Write the listing below out again exactly, dropping the images.

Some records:
--------------------------------------------------

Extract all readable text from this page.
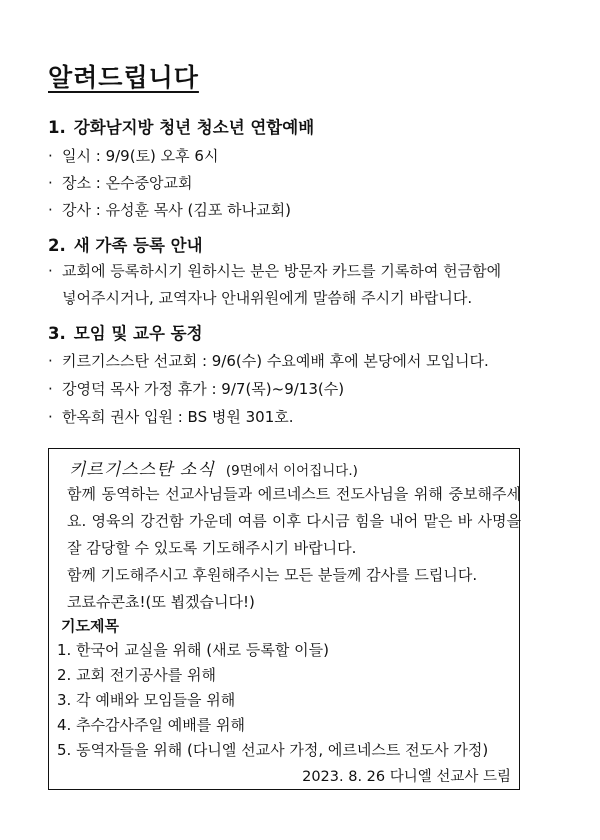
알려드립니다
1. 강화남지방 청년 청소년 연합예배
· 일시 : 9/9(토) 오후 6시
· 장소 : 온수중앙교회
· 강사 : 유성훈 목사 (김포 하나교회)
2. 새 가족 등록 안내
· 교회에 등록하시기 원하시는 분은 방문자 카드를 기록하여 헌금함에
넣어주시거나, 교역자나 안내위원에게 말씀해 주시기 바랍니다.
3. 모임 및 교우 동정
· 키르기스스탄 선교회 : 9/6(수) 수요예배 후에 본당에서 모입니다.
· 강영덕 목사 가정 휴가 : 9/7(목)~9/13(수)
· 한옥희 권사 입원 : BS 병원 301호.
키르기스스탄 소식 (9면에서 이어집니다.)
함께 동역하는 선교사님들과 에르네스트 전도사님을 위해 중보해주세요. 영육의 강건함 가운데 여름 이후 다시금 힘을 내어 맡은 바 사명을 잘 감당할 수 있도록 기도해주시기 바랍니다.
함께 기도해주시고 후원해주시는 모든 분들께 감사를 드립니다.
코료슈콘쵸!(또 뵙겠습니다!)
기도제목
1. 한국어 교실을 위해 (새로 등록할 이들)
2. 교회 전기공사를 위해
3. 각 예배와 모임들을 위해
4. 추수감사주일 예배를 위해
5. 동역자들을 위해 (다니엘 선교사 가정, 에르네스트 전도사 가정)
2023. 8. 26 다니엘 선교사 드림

--------------------------------------------------

Result of this task —
Extract all readable text from this page.
알려드립니다
1. 강화남지방 청년 청소년 연합예배
· 일시 : 9/9(토) 오후 6시
· 장소 : 온수중앙교회
· 강사 : 유성훈 목사 (김포 하나교회)
2. 새 가족 등록 안내
· 교회에 등록하시기 원하시는 분은 방문자 카드를 기록하여 헌금함에
넣어주시거나, 교역자나 안내위원에게 말씀해 주시기 바랍니다.
3. 모임 및 교우 동정
· 키르기스스탄 선교회 : 9/6(수) 수요예배 후에 본당에서 모입니다.
· 강영덕 목사 가정 휴가 : 9/7(목)~9/13(수)
· 한옥희 권사 입원 : BS 병원 301호.
키르기스스탄 소식 (9면에서 이어집니다.)
함께 동역하는 선교사님들과 에르네스트 전도사님을 위해 중보해주세요. 영육의 강건함 가운데 여름 이후 다시금 힘을 내어 맡은 바 사명을 잘 감당할 수 있도록 기도해주시기 바랍니다.
함께 기도해주시고 후원해주시는 모든 분들께 감사를 드립니다.
코료슈콘쵸!(또 뵙겠습니다!)
기도제목
1. 한국어 교실을 위해 (새로 등록할 이들)
2. 교회 전기공사를 위해
3. 각 예배와 모임들을 위해
4. 추수감사주일 예배를 위해
5. 동역자들을 위해 (다니엘 선교사 가정, 에르네스트 전도사 가정)
2023. 8. 26 다니엘 선교사 드림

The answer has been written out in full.